Task to complete: Repeat the data word for word, from its first line up to and including the line with "woman-figure bbox=[523, 389, 607, 608]", and nothing else.

Records provided:
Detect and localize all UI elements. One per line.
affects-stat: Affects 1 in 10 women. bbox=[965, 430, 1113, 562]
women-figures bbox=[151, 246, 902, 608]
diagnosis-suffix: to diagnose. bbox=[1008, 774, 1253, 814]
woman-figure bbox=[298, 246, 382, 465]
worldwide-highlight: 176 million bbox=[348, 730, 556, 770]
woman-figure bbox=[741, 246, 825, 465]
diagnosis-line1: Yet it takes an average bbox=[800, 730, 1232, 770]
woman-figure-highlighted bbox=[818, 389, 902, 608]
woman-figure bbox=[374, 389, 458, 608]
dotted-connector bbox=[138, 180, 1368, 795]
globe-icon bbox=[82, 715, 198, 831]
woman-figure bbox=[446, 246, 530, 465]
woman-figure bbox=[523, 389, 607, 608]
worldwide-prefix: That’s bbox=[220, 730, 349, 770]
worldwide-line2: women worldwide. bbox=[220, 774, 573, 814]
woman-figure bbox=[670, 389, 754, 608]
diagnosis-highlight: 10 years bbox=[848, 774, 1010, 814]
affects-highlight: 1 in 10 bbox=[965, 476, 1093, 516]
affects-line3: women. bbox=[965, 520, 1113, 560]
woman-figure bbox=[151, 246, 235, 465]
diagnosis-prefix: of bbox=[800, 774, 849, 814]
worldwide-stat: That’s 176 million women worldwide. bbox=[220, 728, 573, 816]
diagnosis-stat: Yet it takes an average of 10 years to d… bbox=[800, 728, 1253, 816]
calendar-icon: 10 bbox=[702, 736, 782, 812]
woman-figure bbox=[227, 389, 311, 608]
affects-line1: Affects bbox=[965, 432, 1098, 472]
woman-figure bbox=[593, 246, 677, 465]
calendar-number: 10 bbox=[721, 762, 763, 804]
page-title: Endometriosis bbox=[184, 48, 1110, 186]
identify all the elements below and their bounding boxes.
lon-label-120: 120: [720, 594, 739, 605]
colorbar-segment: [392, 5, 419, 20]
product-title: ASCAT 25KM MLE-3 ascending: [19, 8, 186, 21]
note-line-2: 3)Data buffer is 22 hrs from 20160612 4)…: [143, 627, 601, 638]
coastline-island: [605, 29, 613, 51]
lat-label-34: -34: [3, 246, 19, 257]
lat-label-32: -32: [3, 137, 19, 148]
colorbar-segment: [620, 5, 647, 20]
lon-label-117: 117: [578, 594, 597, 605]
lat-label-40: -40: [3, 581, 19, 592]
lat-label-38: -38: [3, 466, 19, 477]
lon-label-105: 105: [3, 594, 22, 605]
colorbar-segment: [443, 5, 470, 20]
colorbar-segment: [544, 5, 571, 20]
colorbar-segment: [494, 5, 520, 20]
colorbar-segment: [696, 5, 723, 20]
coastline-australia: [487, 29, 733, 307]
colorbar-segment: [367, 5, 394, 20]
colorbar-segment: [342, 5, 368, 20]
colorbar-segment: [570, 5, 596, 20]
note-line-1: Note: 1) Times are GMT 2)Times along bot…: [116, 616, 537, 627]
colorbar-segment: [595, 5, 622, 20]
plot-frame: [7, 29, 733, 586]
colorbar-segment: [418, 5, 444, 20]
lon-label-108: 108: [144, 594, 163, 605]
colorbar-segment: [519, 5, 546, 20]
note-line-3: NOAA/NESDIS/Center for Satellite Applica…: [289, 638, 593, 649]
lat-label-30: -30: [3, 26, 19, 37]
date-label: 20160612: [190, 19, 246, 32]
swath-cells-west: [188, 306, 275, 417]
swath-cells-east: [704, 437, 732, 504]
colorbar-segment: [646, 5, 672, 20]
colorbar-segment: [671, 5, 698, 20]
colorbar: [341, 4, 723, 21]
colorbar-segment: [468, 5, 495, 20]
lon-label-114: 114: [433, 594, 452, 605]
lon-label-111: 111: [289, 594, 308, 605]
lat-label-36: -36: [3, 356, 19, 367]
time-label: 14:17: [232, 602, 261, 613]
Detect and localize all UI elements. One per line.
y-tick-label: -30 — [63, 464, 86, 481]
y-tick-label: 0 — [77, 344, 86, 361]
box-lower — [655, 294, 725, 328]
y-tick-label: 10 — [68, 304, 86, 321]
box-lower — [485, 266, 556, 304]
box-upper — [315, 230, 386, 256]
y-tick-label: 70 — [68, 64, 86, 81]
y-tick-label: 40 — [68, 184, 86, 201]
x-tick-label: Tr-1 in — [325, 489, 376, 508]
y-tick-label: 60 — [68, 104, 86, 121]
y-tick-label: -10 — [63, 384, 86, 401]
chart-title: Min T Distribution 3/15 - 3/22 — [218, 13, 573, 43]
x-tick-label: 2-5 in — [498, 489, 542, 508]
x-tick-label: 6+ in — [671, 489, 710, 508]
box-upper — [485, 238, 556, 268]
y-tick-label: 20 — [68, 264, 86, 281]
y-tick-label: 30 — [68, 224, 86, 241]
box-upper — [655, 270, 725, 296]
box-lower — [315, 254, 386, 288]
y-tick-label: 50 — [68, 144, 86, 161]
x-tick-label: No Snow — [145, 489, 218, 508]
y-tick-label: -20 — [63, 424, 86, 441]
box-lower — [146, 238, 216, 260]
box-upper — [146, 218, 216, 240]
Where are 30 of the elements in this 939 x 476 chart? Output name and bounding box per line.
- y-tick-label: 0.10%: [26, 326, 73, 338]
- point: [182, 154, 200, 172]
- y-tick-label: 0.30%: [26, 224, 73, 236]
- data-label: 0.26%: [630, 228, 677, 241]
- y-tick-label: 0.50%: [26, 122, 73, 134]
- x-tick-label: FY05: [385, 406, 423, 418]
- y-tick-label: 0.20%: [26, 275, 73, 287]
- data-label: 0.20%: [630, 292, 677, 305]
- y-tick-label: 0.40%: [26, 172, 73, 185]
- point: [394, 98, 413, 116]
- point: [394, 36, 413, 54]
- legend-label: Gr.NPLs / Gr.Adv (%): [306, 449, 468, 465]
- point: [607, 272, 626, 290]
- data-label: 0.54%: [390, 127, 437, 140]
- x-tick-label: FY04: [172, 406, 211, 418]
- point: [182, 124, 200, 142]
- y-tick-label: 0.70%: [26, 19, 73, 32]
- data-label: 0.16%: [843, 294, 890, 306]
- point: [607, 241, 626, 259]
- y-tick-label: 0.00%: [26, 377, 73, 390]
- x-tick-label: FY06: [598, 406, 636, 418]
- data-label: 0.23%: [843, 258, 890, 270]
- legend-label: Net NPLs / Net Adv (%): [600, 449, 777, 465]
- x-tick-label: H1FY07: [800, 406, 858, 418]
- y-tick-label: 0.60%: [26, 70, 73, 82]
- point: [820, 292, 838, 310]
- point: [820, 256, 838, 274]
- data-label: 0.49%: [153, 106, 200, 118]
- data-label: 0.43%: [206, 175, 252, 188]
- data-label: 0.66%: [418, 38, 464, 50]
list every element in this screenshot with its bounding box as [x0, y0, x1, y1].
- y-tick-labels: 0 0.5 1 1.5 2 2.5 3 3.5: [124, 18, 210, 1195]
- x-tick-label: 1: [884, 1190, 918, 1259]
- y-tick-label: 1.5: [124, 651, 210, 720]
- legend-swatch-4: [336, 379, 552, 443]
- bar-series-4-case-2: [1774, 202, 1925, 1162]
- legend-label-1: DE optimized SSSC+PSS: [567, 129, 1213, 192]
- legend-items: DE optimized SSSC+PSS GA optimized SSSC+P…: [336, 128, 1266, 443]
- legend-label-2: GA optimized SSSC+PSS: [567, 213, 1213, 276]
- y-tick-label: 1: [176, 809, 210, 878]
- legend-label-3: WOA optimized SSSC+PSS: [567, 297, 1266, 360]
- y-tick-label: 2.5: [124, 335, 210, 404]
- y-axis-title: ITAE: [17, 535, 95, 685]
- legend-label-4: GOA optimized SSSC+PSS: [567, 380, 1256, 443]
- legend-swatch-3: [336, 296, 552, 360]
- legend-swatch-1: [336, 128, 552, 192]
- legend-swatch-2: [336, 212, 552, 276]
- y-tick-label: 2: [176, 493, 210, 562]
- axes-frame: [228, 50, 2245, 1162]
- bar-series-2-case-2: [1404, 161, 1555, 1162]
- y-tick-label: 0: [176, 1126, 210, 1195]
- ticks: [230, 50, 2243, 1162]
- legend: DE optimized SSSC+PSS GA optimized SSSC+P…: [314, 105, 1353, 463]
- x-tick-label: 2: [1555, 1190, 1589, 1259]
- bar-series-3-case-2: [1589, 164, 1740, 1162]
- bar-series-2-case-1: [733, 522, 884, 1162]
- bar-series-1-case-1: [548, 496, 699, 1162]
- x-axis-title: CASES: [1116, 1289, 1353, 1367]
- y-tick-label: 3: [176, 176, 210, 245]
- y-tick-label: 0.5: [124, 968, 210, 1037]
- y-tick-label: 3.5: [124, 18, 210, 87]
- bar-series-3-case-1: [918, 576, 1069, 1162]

Response for this exercise:
Detect and localize all UI elements. One per line.
affects-stat: Affects 1 in 10 women. bbox=[965, 430, 1113, 562]
women-figures bbox=[151, 246, 902, 608]
diagnosis-suffix: to diagnose. bbox=[1008, 774, 1253, 814]
woman-figure bbox=[298, 246, 382, 465]
worldwide-highlight: 176 million bbox=[348, 730, 556, 770]
woman-figure bbox=[741, 246, 825, 465]
diagnosis-line1: Yet it takes an average bbox=[800, 730, 1232, 770]
woman-figure-highlighted bbox=[818, 389, 902, 608]
woman-figure bbox=[374, 389, 458, 608]
dotted-connector bbox=[138, 180, 1368, 795]
globe-icon bbox=[82, 715, 198, 831]
woman-figure bbox=[446, 246, 530, 465]
woman-figure bbox=[523, 389, 607, 608]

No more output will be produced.